Across the material below, how many lines contain the word "JSON"? Give only the number.

▶ [Excerpted records]
— begin —

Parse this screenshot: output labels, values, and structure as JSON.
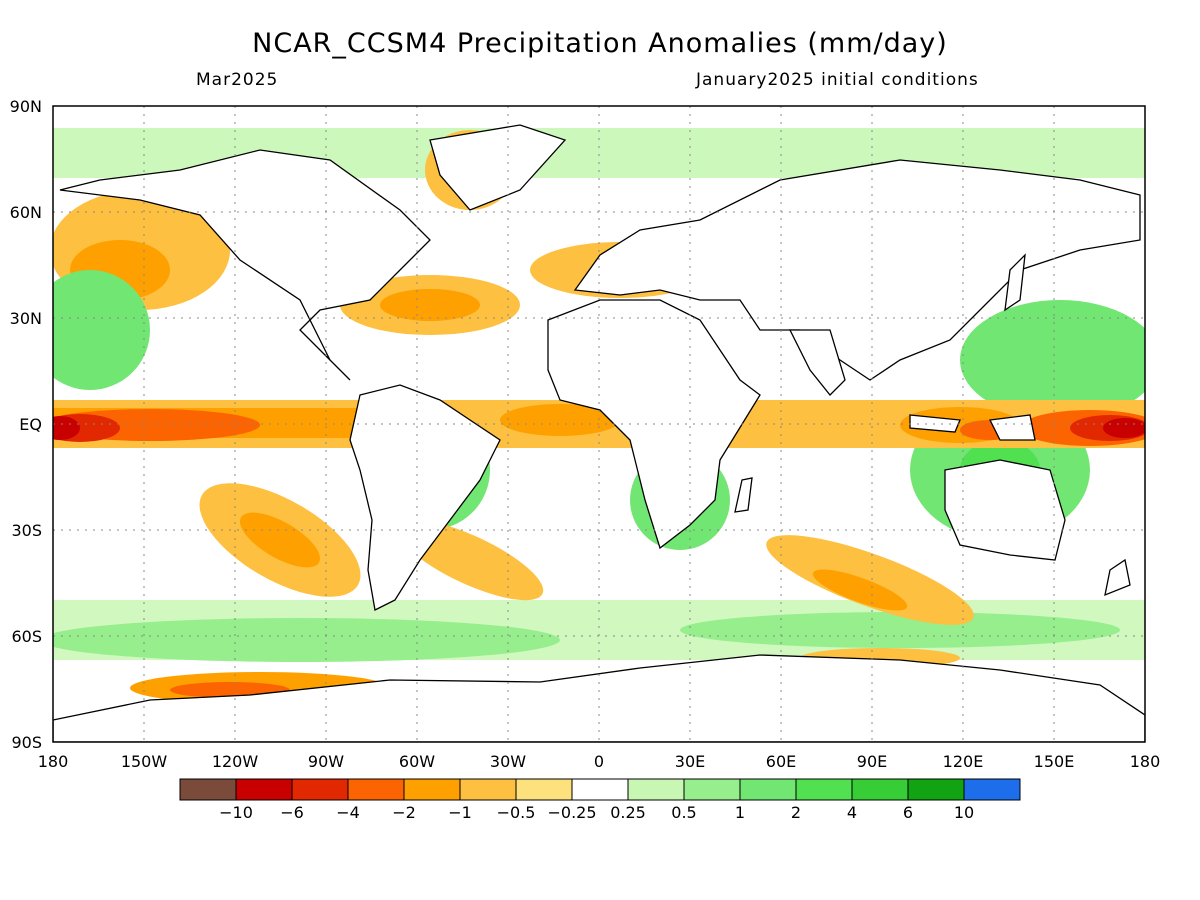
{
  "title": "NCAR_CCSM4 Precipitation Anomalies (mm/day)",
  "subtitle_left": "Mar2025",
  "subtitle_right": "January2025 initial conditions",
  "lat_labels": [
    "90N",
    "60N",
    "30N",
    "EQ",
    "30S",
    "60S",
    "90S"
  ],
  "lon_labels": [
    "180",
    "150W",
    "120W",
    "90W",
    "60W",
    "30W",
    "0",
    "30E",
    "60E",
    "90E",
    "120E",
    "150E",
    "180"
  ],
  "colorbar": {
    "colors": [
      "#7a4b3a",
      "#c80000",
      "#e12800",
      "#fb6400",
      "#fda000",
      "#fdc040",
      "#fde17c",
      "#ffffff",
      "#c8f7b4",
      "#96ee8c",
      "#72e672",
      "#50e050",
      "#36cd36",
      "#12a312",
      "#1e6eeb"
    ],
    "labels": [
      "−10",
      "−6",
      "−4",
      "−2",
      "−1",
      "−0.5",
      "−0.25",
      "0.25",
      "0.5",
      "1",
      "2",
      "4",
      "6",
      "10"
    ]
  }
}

— end —
— begin —

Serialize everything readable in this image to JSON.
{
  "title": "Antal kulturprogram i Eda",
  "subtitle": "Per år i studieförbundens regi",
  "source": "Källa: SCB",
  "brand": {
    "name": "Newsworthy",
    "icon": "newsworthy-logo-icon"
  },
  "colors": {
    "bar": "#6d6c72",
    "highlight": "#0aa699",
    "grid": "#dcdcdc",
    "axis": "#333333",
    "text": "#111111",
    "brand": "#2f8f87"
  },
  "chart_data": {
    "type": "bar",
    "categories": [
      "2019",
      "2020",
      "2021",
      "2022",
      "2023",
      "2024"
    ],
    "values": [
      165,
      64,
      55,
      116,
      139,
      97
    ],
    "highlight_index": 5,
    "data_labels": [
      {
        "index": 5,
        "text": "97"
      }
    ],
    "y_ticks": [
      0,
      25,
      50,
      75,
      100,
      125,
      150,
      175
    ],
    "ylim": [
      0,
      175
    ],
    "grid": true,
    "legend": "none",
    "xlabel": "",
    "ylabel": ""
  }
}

— end —

▶ [Complete output] 2